■ Brief ■
Copy out the listing that follows, exactly, without its pictures.

■ Extracted entries ■

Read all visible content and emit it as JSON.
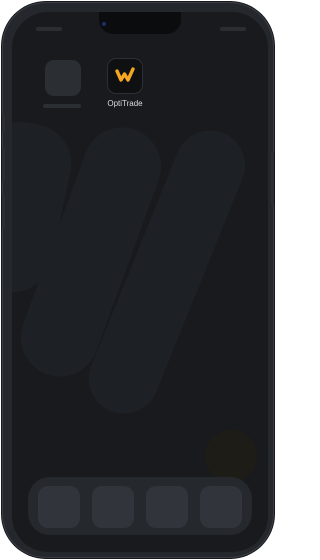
{
  "device": {
    "type": "smartphone"
  },
  "home_screen": {
    "apps": [
      {
        "label": "",
        "icon": "app-placeholder-icon",
        "placeholder": true
      },
      {
        "label": "OptiTrade",
        "icon": "optitrade-logo-icon",
        "brand_color": "#F5A623"
      }
    ],
    "dock": {
      "slots": 4
    }
  },
  "colors": {
    "screen_background": "#181a1e",
    "frame": "#24272c",
    "accent": "#F5A623"
  }
}
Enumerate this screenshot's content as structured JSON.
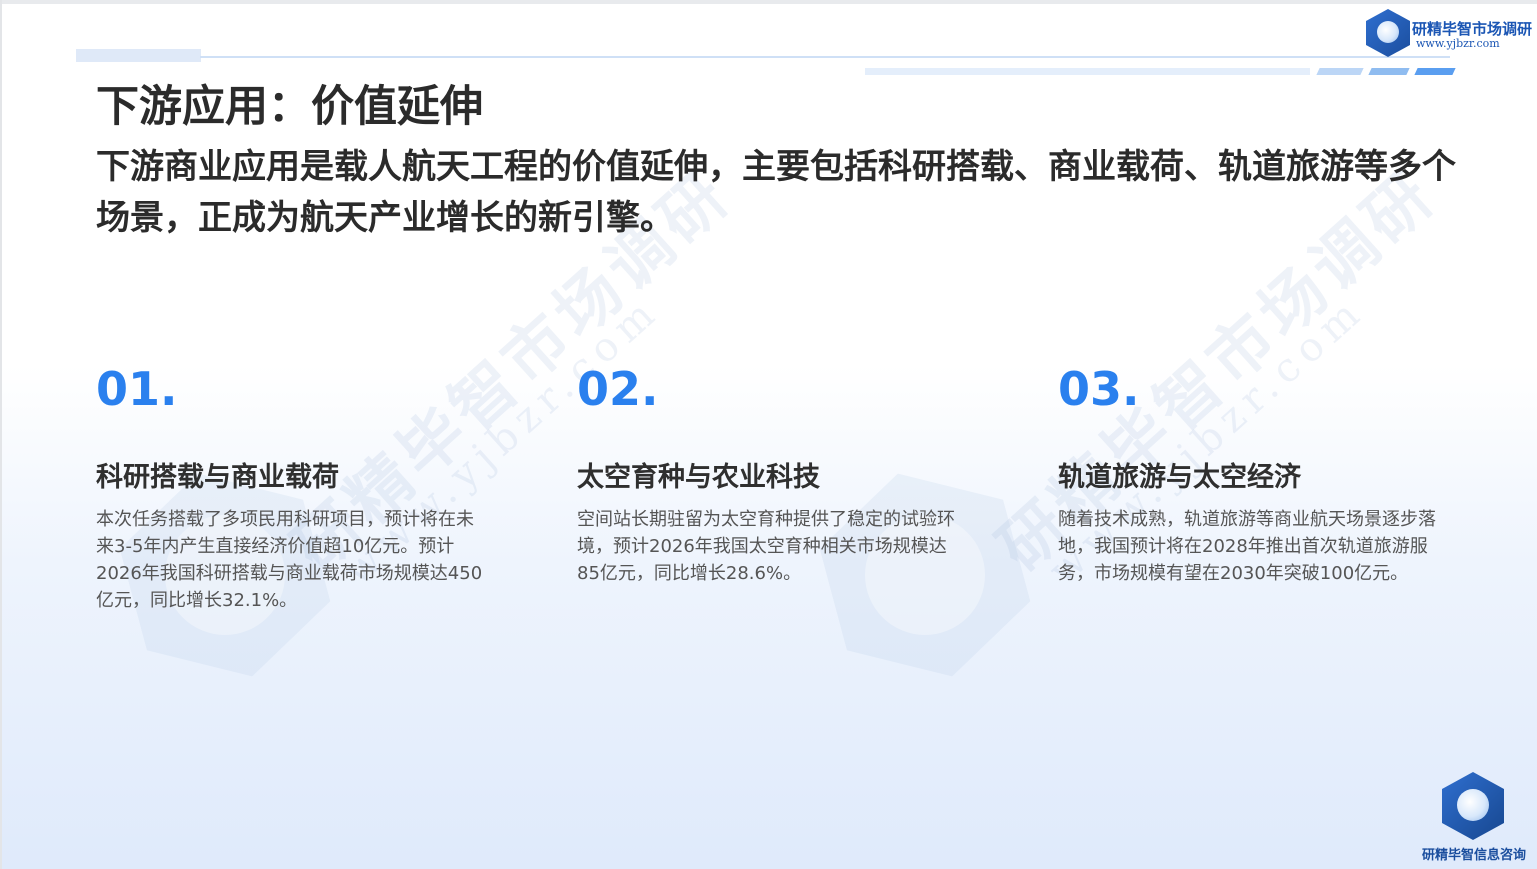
{
  "header": {
    "title": "下游应用：价值延伸",
    "subtitle": "下游商业应用是载人航天工程的价值延伸，主要包括科研搭载、商业载荷、轨道旅游等多个场景，正成为航天产业增长的新引擎。"
  },
  "logo": {
    "name": "研精毕智市场调研",
    "url": "www.yjbzr.com",
    "icon": "globe-hexagon-icon"
  },
  "watermark": {
    "text": "研精毕智市场调研",
    "url": "www.yjbzr.com"
  },
  "cards": [
    {
      "number": "01.",
      "title": "科研搭载与商业载荷",
      "body": "本次任务搭载了多项民用科研项目，预计将在未来3-5年内产生直接经济价值超10亿元。预计2026年我国科研搭载与商业载荷市场规模达450亿元，同比增长32.1%。"
    },
    {
      "number": "02.",
      "title": "太空育种与农业科技",
      "body": "空间站长期驻留为太空育种提供了稳定的试验环境，预计2026年我国太空育种相关市场规模达85亿元，同比增长28.6%。"
    },
    {
      "number": "03.",
      "title": "轨道旅游与太空经济",
      "body": "随着技术成熟，轨道旅游等商业航天场景逐步落地，我国预计将在2028年推出首次轨道旅游服务，市场规模有望在2030年突破100亿元。"
    }
  ],
  "footer_logo": {
    "name": "研精毕智信息咨询",
    "icon": "globe-hexagon-icon"
  },
  "colors": {
    "accent": "#2a80ee",
    "brand": "#1b56b4",
    "text": "#2b2b2b"
  }
}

■ Response ■
Read all visible content and emit it as JSON.
{
  "device": {
    "type": "smartphone"
  },
  "home_screen": {
    "apps": [
      {
        "label": "",
        "icon": "app-placeholder-icon",
        "placeholder": true
      },
      {
        "label": "OptiTrade",
        "icon": "optitrade-logo-icon",
        "brand_color": "#F5A623"
      }
    ],
    "dock": {
      "slots": 4
    }
  },
  "colors": {
    "screen_background": "#181a1e",
    "frame": "#24272c",
    "accent": "#F5A623"
  }
}
Enumerate this screenshot's content as structured JSON.
{
  "header": {
    "title": "下游应用：价值延伸",
    "subtitle": "下游商业应用是载人航天工程的价值延伸，主要包括科研搭载、商业载荷、轨道旅游等多个场景，正成为航天产业增长的新引擎。"
  },
  "logo": {
    "name": "研精毕智市场调研",
    "url": "www.yjbzr.com",
    "icon": "globe-hexagon-icon"
  },
  "watermark": {
    "text": "研精毕智市场调研",
    "url": "www.yjbzr.com"
  },
  "cards": [
    {
      "number": "01.",
      "title": "科研搭载与商业载荷",
      "body": "本次任务搭载了多项民用科研项目，预计将在未来3-5年内产生直接经济价值超10亿元。预计2026年我国科研搭载与商业载荷市场规模达450亿元，同比增长32.1%。"
    },
    {
      "number": "02.",
      "title": "太空育种与农业科技",
      "body": "空间站长期驻留为太空育种提供了稳定的试验环境，预计2026年我国太空育种相关市场规模达85亿元，同比增长28.6%。"
    },
    {
      "number": "03.",
      "title": "轨道旅游与太空经济",
      "body": "随着技术成熟，轨道旅游等商业航天场景逐步落地，我国预计将在2028年推出首次轨道旅游服务，市场规模有望在2030年突破100亿元。"
    }
  ],
  "footer_logo": {
    "name": "研精毕智信息咨询",
    "icon": "globe-hexagon-icon"
  },
  "colors": {
    "accent": "#2a80ee",
    "brand": "#1b56b4",
    "text": "#2b2b2b"
  }
}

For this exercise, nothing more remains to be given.